FRAGMENTO DE ORIGEN
<<<<

Al venirme al Perú
pensé que me había librado de hacer obras, ya no haría falta poner tejados
nuevos de iglesias ni nada semejante. Muy
equivocado estaba, porque hay una cláusula en el contrato de los misioneros
que incluye el ser “obreros” más de dos veces. Señor, qué pesadilla.
En Indiana me esperaba la
reparación de la maloka, hacer una nueva sala para la parroquia, y de yapa la total reforma de la cocina, el
comedor y todo su entorno. Vamos por partes. Como la casa es la sede del
Vicariato y el escenario de los encuentros y convivencias, está preparada para
albergar a unas 100 personas. El lugar
de las asambleas, donde trabajamos, dialogamos, hacemos plenarios, etc. es la
maloka, una gran estructura de madera cubierta por un techo de hoja de irapay, un ambiente fresco, ventilado y
muy hermoso.

>>>>

DATOS SIN PROCESAR
<<<<

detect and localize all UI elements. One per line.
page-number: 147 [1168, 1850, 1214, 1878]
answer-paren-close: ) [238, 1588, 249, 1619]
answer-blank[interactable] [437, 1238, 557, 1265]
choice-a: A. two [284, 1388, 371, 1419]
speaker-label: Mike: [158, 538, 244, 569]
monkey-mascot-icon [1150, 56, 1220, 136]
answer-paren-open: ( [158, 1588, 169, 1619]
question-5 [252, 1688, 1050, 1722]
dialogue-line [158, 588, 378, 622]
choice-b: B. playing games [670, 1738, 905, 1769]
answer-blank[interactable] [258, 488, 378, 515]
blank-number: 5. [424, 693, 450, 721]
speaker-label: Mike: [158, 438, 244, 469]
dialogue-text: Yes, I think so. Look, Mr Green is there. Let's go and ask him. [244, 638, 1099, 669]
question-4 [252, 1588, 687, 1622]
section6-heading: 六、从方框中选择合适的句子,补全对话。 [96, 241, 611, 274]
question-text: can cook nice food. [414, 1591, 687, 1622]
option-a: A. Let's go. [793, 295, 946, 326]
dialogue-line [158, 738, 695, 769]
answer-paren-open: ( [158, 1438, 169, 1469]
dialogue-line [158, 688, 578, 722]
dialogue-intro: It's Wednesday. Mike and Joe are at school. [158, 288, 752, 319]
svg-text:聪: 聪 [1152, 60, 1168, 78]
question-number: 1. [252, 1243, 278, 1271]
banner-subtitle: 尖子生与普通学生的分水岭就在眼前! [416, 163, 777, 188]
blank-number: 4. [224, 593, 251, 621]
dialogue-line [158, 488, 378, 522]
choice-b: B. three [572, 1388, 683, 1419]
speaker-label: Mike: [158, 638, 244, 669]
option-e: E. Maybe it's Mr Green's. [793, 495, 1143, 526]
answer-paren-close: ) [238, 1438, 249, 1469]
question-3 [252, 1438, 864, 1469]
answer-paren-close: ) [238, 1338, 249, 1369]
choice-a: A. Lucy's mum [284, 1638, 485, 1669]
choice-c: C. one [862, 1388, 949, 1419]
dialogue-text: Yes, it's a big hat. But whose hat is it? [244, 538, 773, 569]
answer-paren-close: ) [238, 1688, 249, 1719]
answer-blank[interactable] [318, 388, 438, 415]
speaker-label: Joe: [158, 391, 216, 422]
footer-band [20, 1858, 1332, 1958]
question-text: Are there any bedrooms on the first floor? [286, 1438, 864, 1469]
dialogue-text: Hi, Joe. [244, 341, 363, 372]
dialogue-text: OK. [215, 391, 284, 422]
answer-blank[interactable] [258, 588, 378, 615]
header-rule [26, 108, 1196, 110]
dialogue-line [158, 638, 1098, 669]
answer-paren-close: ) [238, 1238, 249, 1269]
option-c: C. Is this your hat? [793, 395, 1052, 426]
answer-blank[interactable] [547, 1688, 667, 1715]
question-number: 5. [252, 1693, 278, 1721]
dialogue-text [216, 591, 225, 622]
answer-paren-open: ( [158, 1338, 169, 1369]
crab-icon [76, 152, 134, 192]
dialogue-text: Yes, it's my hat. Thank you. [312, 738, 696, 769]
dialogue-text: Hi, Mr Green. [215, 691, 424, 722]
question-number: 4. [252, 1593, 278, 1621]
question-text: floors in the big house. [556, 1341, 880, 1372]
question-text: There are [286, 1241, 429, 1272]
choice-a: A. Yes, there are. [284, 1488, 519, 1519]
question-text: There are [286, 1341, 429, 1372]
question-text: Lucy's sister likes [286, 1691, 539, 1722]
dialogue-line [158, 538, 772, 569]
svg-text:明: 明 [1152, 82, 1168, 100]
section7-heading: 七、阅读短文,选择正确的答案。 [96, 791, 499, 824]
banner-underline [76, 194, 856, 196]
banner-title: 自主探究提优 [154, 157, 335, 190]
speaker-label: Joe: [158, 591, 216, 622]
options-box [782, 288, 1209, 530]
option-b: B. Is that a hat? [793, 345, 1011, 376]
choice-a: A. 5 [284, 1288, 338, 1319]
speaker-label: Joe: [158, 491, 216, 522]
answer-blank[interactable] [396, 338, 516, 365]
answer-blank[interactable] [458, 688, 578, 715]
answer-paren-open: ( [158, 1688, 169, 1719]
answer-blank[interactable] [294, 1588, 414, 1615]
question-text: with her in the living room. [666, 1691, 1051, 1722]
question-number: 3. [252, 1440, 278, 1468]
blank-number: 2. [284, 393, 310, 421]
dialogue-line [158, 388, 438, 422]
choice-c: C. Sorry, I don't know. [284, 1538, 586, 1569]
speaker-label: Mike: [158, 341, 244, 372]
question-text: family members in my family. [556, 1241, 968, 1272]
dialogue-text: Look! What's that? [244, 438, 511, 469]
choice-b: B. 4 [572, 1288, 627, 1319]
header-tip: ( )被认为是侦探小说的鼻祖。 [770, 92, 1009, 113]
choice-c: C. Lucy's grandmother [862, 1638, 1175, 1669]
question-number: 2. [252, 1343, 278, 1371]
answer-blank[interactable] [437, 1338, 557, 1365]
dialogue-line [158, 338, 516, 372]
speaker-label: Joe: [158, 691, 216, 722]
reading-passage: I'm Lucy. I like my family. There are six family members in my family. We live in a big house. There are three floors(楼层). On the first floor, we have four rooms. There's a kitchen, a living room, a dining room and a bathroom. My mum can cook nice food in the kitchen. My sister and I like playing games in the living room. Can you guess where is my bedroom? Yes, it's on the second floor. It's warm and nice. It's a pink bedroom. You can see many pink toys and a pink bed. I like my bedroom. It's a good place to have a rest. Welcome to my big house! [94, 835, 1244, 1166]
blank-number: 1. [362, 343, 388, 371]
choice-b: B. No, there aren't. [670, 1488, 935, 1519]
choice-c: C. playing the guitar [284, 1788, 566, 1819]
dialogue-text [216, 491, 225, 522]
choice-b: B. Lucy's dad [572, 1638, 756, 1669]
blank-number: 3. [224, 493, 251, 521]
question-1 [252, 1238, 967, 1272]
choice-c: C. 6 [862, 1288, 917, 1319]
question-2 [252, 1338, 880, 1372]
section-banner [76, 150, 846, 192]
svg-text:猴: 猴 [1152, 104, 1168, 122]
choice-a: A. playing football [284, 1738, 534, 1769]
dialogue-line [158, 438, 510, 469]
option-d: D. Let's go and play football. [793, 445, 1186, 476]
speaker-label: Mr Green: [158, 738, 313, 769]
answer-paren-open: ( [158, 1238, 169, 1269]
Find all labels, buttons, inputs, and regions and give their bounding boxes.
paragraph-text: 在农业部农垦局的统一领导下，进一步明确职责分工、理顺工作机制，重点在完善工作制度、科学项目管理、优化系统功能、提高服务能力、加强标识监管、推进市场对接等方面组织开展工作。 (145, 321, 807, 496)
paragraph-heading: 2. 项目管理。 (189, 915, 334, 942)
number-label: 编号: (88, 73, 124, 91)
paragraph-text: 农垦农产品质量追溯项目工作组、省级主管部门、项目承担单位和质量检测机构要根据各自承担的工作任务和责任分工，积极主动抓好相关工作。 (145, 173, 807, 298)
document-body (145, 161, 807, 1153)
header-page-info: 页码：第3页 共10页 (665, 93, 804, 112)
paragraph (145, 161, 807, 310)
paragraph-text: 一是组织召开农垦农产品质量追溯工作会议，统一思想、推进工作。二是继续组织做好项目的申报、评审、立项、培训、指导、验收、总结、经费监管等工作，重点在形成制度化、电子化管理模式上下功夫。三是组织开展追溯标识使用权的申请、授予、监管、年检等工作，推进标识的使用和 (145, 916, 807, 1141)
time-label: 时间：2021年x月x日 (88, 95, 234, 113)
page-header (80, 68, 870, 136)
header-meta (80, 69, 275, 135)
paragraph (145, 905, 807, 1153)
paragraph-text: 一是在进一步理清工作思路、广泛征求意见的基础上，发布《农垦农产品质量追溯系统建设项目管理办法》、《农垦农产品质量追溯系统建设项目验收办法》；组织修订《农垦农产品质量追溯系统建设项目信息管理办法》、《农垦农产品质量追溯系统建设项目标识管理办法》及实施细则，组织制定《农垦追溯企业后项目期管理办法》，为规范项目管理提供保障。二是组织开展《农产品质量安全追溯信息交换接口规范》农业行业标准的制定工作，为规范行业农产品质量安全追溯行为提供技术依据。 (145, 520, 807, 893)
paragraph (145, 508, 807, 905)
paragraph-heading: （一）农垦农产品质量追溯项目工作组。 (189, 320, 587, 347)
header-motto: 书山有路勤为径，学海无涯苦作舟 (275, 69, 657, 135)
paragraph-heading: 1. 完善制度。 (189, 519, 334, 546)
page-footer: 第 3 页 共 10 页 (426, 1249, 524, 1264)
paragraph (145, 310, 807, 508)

>>>>

DETALLES DEL PROBLEMA
Copia literalmente el pasaje del fragmento sobre las obras en Indiana que se abre con las palabras que contienen "Al venirme al" y se cierra con "muy hermoso.". El material no hace falta para resolver lo que se pide.

SOLUCIÓN DEL EJERCICIO
Al venirme al Perú
pensé que me había librado de hacer obras, ya no haría falta poner tejados
nuevos de iglesias ni nada semejante. Muy
equivocado estaba, porque hay una cláusula en el contrato de los misioneros
que incluye el ser “obreros” más de dos veces. Señor, qué pesadilla.
En Indiana me esperaba la
reparación de la maloka, hacer una nueva sala para la parroquia, y de yapa la total reforma de la cocina, el
comedor y todo su entorno. Vamos por partes. Como la casa es la sede del
Vicariato y el escenario de los encuentros y convivencias, está preparada para
albergar a unas 100 personas. El lugar
de las asambleas, donde trabajamos, dialogamos, hacemos plenarios, etc. es la
maloka, una gran estructura de madera cubierta por un techo de hoja de irapay, un ambiente fresco, ventilado y
muy hermoso.